■ EXTRACTED DATA
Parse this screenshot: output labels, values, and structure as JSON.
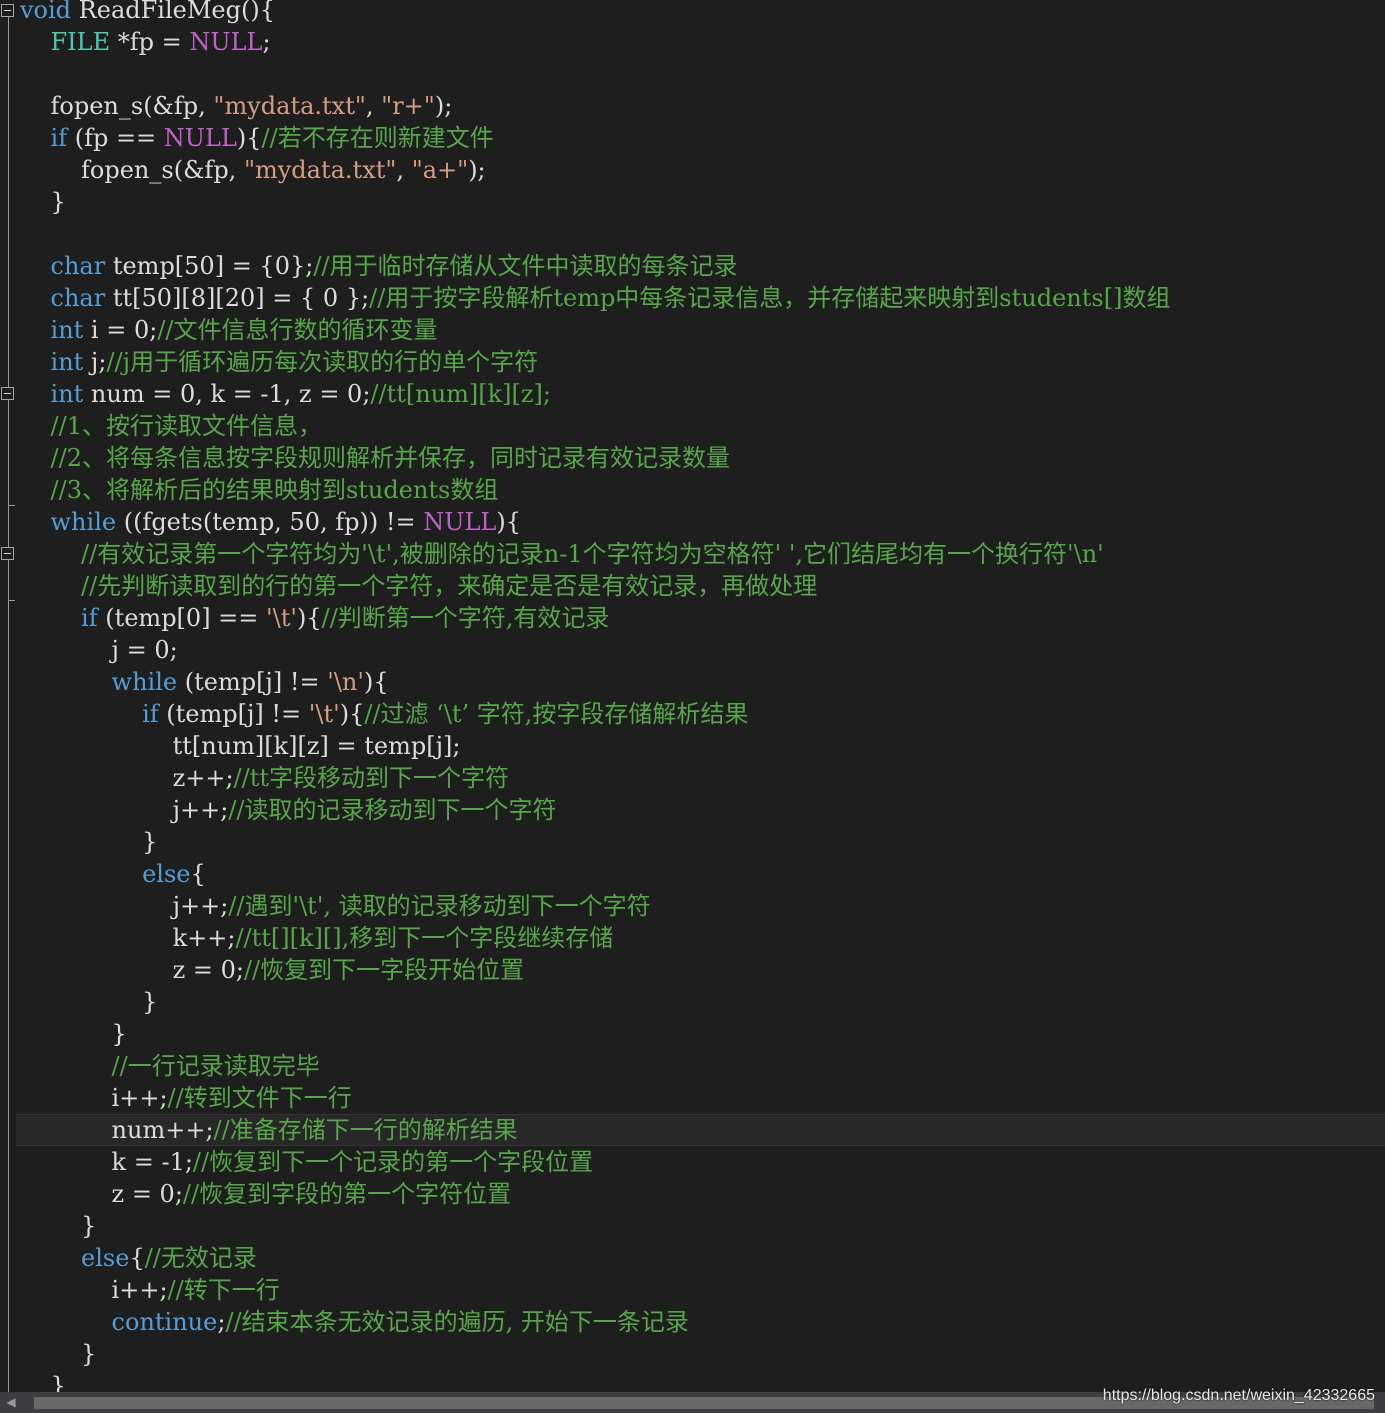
{
  "editor": {
    "lines": [
      [
        [
          "kw",
          "void"
        ],
        [
          "pl",
          " ReadFileMeg(){"
        ]
      ],
      [
        [
          "pl",
          "    "
        ],
        [
          "ty",
          "FILE"
        ],
        [
          "pl",
          " *fp = "
        ],
        [
          "mac",
          "NULL"
        ],
        [
          "pl",
          ";"
        ]
      ],
      [],
      [
        [
          "pl",
          "    fopen_s(&fp, "
        ],
        [
          "str",
          "\"mydata.txt\""
        ],
        [
          "pl",
          ", "
        ],
        [
          "str",
          "\"r+\""
        ],
        [
          "pl",
          ");"
        ]
      ],
      [
        [
          "pl",
          "    "
        ],
        [
          "kw",
          "if"
        ],
        [
          "pl",
          " (fp == "
        ],
        [
          "mac",
          "NULL"
        ],
        [
          "pl",
          "){"
        ],
        [
          "cmt",
          "//若不存在则新建文件"
        ]
      ],
      [
        [
          "pl",
          "        fopen_s(&fp, "
        ],
        [
          "str",
          "\"mydata.txt\""
        ],
        [
          "pl",
          ", "
        ],
        [
          "str",
          "\"a+\""
        ],
        [
          "pl",
          ");"
        ]
      ],
      [
        [
          "pl",
          "    }"
        ]
      ],
      [],
      [
        [
          "pl",
          "    "
        ],
        [
          "kw",
          "char"
        ],
        [
          "pl",
          " temp[50] = {0};"
        ],
        [
          "cmt",
          "//用于临时存储从文件中读取的每条记录"
        ]
      ],
      [
        [
          "pl",
          "    "
        ],
        [
          "kw",
          "char"
        ],
        [
          "pl",
          " tt[50][8][20] = { 0 };"
        ],
        [
          "cmt",
          "//用于按字段解析temp中每条记录信息，并存储起来映射到students[]数组"
        ]
      ],
      [
        [
          "pl",
          "    "
        ],
        [
          "kw",
          "int"
        ],
        [
          "pl",
          " i = 0;"
        ],
        [
          "cmt",
          "//文件信息行数的循环变量"
        ]
      ],
      [
        [
          "pl",
          "    "
        ],
        [
          "kw",
          "int"
        ],
        [
          "pl",
          " j;"
        ],
        [
          "cmt",
          "//j用于循环遍历每次读取的行的单个字符"
        ]
      ],
      [
        [
          "pl",
          "    "
        ],
        [
          "kw",
          "int"
        ],
        [
          "pl",
          " num = 0, k = -1, z = 0;"
        ],
        [
          "cmt",
          "//tt[num][k][z];"
        ]
      ],
      [
        [
          "pl",
          "    "
        ],
        [
          "cmt",
          "//1、按行读取文件信息，"
        ]
      ],
      [
        [
          "pl",
          "    "
        ],
        [
          "cmt",
          "//2、将每条信息按字段规则解析并保存，同时记录有效记录数量"
        ]
      ],
      [
        [
          "pl",
          "    "
        ],
        [
          "cmt",
          "//3、将解析后的结果映射到students数组"
        ]
      ],
      [
        [
          "pl",
          "    "
        ],
        [
          "kw",
          "while"
        ],
        [
          "pl",
          " ((fgets(temp, 50, fp)) != "
        ],
        [
          "mac",
          "NULL"
        ],
        [
          "pl",
          "){"
        ]
      ],
      [
        [
          "pl",
          "        "
        ],
        [
          "cmt",
          "//有效记录第一个字符均为'\\t',被删除的记录n-1个字符均为空格符' ',它们结尾均有一个换行符'\\n'"
        ]
      ],
      [
        [
          "pl",
          "        "
        ],
        [
          "cmt",
          "//先判断读取到的行的第一个字符，来确定是否是有效记录，再做处理"
        ]
      ],
      [
        [
          "pl",
          "        "
        ],
        [
          "kw",
          "if"
        ],
        [
          "pl",
          " (temp[0] == "
        ],
        [
          "str",
          "'\\t'"
        ],
        [
          "pl",
          "){"
        ],
        [
          "cmt",
          "//判断第一个字符,有效记录"
        ]
      ],
      [
        [
          "pl",
          "            j = 0;"
        ]
      ],
      [
        [
          "pl",
          "            "
        ],
        [
          "kw",
          "while"
        ],
        [
          "pl",
          " (temp[j] != "
        ],
        [
          "str",
          "'\\n'"
        ],
        [
          "pl",
          "){"
        ]
      ],
      [
        [
          "pl",
          "                "
        ],
        [
          "kw",
          "if"
        ],
        [
          "pl",
          " (temp[j] != "
        ],
        [
          "str",
          "'\\t'"
        ],
        [
          "pl",
          "){"
        ],
        [
          "cmt",
          "//过滤 ‘\\t’ 字符,按字段存储解析结果"
        ]
      ],
      [
        [
          "pl",
          "                    tt[num][k][z] = temp[j];"
        ]
      ],
      [
        [
          "pl",
          "                    z++;"
        ],
        [
          "cmt",
          "//tt字段移动到下一个字符"
        ]
      ],
      [
        [
          "pl",
          "                    j++;"
        ],
        [
          "cmt",
          "//读取的记录移动到下一个字符"
        ]
      ],
      [
        [
          "pl",
          "                }"
        ]
      ],
      [
        [
          "pl",
          "                "
        ],
        [
          "kw",
          "else"
        ],
        [
          "pl",
          "{"
        ]
      ],
      [
        [
          "pl",
          "                    j++;"
        ],
        [
          "cmt",
          "//遇到'\\t', 读取的记录移动到下一个字符"
        ]
      ],
      [
        [
          "pl",
          "                    k++;"
        ],
        [
          "cmt",
          "//tt[][k][],移到下一个字段继续存储"
        ]
      ],
      [
        [
          "pl",
          "                    z = 0;"
        ],
        [
          "cmt",
          "//恢复到下一字段开始位置"
        ]
      ],
      [
        [
          "pl",
          "                }"
        ]
      ],
      [
        [
          "pl",
          "            }"
        ]
      ],
      [
        [
          "pl",
          "            "
        ],
        [
          "cmt",
          "//一行记录读取完毕"
        ]
      ],
      [
        [
          "pl",
          "            i++;"
        ],
        [
          "cmt",
          "//转到文件下一行"
        ]
      ],
      [
        [
          "pl",
          "            num++;"
        ],
        [
          "cmt",
          "//准备存储下一行的解析结果"
        ]
      ],
      [
        [
          "pl",
          "            k = -1;"
        ],
        [
          "cmt",
          "//恢复到下一个记录的第一个字段位置"
        ]
      ],
      [
        [
          "pl",
          "            z = 0;"
        ],
        [
          "cmt",
          "//恢复到字段的第一个字符位置"
        ]
      ],
      [
        [
          "pl",
          "        }"
        ]
      ],
      [
        [
          "pl",
          "        "
        ],
        [
          "kw",
          "else"
        ],
        [
          "pl",
          "{"
        ],
        [
          "cmt",
          "//无效记录"
        ]
      ],
      [
        [
          "pl",
          "            i++;"
        ],
        [
          "cmt",
          "//转下一行"
        ]
      ],
      [
        [
          "pl",
          "            "
        ],
        [
          "kw",
          "continue"
        ],
        [
          "pl",
          ";"
        ],
        [
          "cmt",
          "//结束本条无效记录的遍历, 开始下一条记录"
        ]
      ],
      [
        [
          "pl",
          "        }"
        ]
      ],
      [
        [
          "pl",
          "    }"
        ]
      ]
    ],
    "current_line_index": 35
  },
  "scrollbar": {
    "left_arrow_icon": "◀"
  },
  "watermark": "https://blog.csdn.net/weixin_42332665",
  "colors": {
    "background": "#1e1e1e",
    "keyword": "#569cd6",
    "type": "#4ec9b0",
    "macro": "#bd63c5",
    "string": "#d69d85",
    "comment": "#57a64a",
    "plain": "#dcdcdc"
  }
}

■ WHAT IS BEING ASKED
Skip the pictures and print each record exactly as it stands.

■ WRITTEN REPLY
Parse this screenshot: output labels, values, and structure as JSON.
{
  "editor": {
    "lines": [
      [
        [
          "kw",
          "void"
        ],
        [
          "pl",
          " ReadFileMeg(){"
        ]
      ],
      [
        [
          "pl",
          "    "
        ],
        [
          "ty",
          "FILE"
        ],
        [
          "pl",
          " *fp = "
        ],
        [
          "mac",
          "NULL"
        ],
        [
          "pl",
          ";"
        ]
      ],
      [],
      [
        [
          "pl",
          "    fopen_s(&fp, "
        ],
        [
          "str",
          "\"mydata.txt\""
        ],
        [
          "pl",
          ", "
        ],
        [
          "str",
          "\"r+\""
        ],
        [
          "pl",
          ");"
        ]
      ],
      [
        [
          "pl",
          "    "
        ],
        [
          "kw",
          "if"
        ],
        [
          "pl",
          " (fp == "
        ],
        [
          "mac",
          "NULL"
        ],
        [
          "pl",
          "){"
        ],
        [
          "cmt",
          "//若不存在则新建文件"
        ]
      ],
      [
        [
          "pl",
          "        fopen_s(&fp, "
        ],
        [
          "str",
          "\"mydata.txt\""
        ],
        [
          "pl",
          ", "
        ],
        [
          "str",
          "\"a+\""
        ],
        [
          "pl",
          ");"
        ]
      ],
      [
        [
          "pl",
          "    }"
        ]
      ],
      [],
      [
        [
          "pl",
          "    "
        ],
        [
          "kw",
          "char"
        ],
        [
          "pl",
          " temp[50] = {0};"
        ],
        [
          "cmt",
          "//用于临时存储从文件中读取的每条记录"
        ]
      ],
      [
        [
          "pl",
          "    "
        ],
        [
          "kw",
          "char"
        ],
        [
          "pl",
          " tt[50][8][20] = { 0 };"
        ],
        [
          "cmt",
          "//用于按字段解析temp中每条记录信息，并存储起来映射到students[]数组"
        ]
      ],
      [
        [
          "pl",
          "    "
        ],
        [
          "kw",
          "int"
        ],
        [
          "pl",
          " i = 0;"
        ],
        [
          "cmt",
          "//文件信息行数的循环变量"
        ]
      ],
      [
        [
          "pl",
          "    "
        ],
        [
          "kw",
          "int"
        ],
        [
          "pl",
          " j;"
        ],
        [
          "cmt",
          "//j用于循环遍历每次读取的行的单个字符"
        ]
      ],
      [
        [
          "pl",
          "    "
        ],
        [
          "kw",
          "int"
        ],
        [
          "pl",
          " num = 0, k = -1, z = 0;"
        ],
        [
          "cmt",
          "//tt[num][k][z];"
        ]
      ],
      [
        [
          "pl",
          "    "
        ],
        [
          "cmt",
          "//1、按行读取文件信息，"
        ]
      ],
      [
        [
          "pl",
          "    "
        ],
        [
          "cmt",
          "//2、将每条信息按字段规则解析并保存，同时记录有效记录数量"
        ]
      ],
      [
        [
          "pl",
          "    "
        ],
        [
          "cmt",
          "//3、将解析后的结果映射到students数组"
        ]
      ],
      [
        [
          "pl",
          "    "
        ],
        [
          "kw",
          "while"
        ],
        [
          "pl",
          " ((fgets(temp, 50, fp)) != "
        ],
        [
          "mac",
          "NULL"
        ],
        [
          "pl",
          "){"
        ]
      ],
      [
        [
          "pl",
          "        "
        ],
        [
          "cmt",
          "//有效记录第一个字符均为'\\t',被删除的记录n-1个字符均为空格符' ',它们结尾均有一个换行符'\\n'"
        ]
      ],
      [
        [
          "pl",
          "        "
        ],
        [
          "cmt",
          "//先判断读取到的行的第一个字符，来确定是否是有效记录，再做处理"
        ]
      ],
      [
        [
          "pl",
          "        "
        ],
        [
          "kw",
          "if"
        ],
        [
          "pl",
          " (temp[0] == "
        ],
        [
          "str",
          "'\\t'"
        ],
        [
          "pl",
          "){"
        ],
        [
          "cmt",
          "//判断第一个字符,有效记录"
        ]
      ],
      [
        [
          "pl",
          "            j = 0;"
        ]
      ],
      [
        [
          "pl",
          "            "
        ],
        [
          "kw",
          "while"
        ],
        [
          "pl",
          " (temp[j] != "
        ],
        [
          "str",
          "'\\n'"
        ],
        [
          "pl",
          "){"
        ]
      ],
      [
        [
          "pl",
          "                "
        ],
        [
          "kw",
          "if"
        ],
        [
          "pl",
          " (temp[j] != "
        ],
        [
          "str",
          "'\\t'"
        ],
        [
          "pl",
          "){"
        ],
        [
          "cmt",
          "//过滤 ‘\\t’ 字符,按字段存储解析结果"
        ]
      ],
      [
        [
          "pl",
          "                    tt[num][k][z] = temp[j];"
        ]
      ],
      [
        [
          "pl",
          "                    z++;"
        ],
        [
          "cmt",
          "//tt字段移动到下一个字符"
        ]
      ],
      [
        [
          "pl",
          "                    j++;"
        ],
        [
          "cmt",
          "//读取的记录移动到下一个字符"
        ]
      ],
      [
        [
          "pl",
          "                }"
        ]
      ],
      [
        [
          "pl",
          "                "
        ],
        [
          "kw",
          "else"
        ],
        [
          "pl",
          "{"
        ]
      ],
      [
        [
          "pl",
          "                    j++;"
        ],
        [
          "cmt",
          "//遇到'\\t', 读取的记录移动到下一个字符"
        ]
      ],
      [
        [
          "pl",
          "                    k++;"
        ],
        [
          "cmt",
          "//tt[][k][],移到下一个字段继续存储"
        ]
      ],
      [
        [
          "pl",
          "                    z = 0;"
        ],
        [
          "cmt",
          "//恢复到下一字段开始位置"
        ]
      ],
      [
        [
          "pl",
          "                }"
        ]
      ],
      [
        [
          "pl",
          "            }"
        ]
      ],
      [
        [
          "pl",
          "            "
        ],
        [
          "cmt",
          "//一行记录读取完毕"
        ]
      ],
      [
        [
          "pl",
          "            i++;"
        ],
        [
          "cmt",
          "//转到文件下一行"
        ]
      ],
      [
        [
          "pl",
          "            num++;"
        ],
        [
          "cmt",
          "//准备存储下一行的解析结果"
        ]
      ],
      [
        [
          "pl",
          "            k = -1;"
        ],
        [
          "cmt",
          "//恢复到下一个记录的第一个字段位置"
        ]
      ],
      [
        [
          "pl",
          "            z = 0;"
        ],
        [
          "cmt",
          "//恢复到字段的第一个字符位置"
        ]
      ],
      [
        [
          "pl",
          "        }"
        ]
      ],
      [
        [
          "pl",
          "        "
        ],
        [
          "kw",
          "else"
        ],
        [
          "pl",
          "{"
        ],
        [
          "cmt",
          "//无效记录"
        ]
      ],
      [
        [
          "pl",
          "            i++;"
        ],
        [
          "cmt",
          "//转下一行"
        ]
      ],
      [
        [
          "pl",
          "            "
        ],
        [
          "kw",
          "continue"
        ],
        [
          "pl",
          ";"
        ],
        [
          "cmt",
          "//结束本条无效记录的遍历, 开始下一条记录"
        ]
      ],
      [
        [
          "pl",
          "        }"
        ]
      ],
      [
        [
          "pl",
          "    }"
        ]
      ]
    ],
    "current_line_index": 35
  },
  "scrollbar": {
    "left_arrow_icon": "◀"
  },
  "watermark": "https://blog.csdn.net/weixin_42332665",
  "colors": {
    "background": "#1e1e1e",
    "keyword": "#569cd6",
    "type": "#4ec9b0",
    "macro": "#bd63c5",
    "string": "#d69d85",
    "comment": "#57a64a",
    "plain": "#dcdcdc"
  }
}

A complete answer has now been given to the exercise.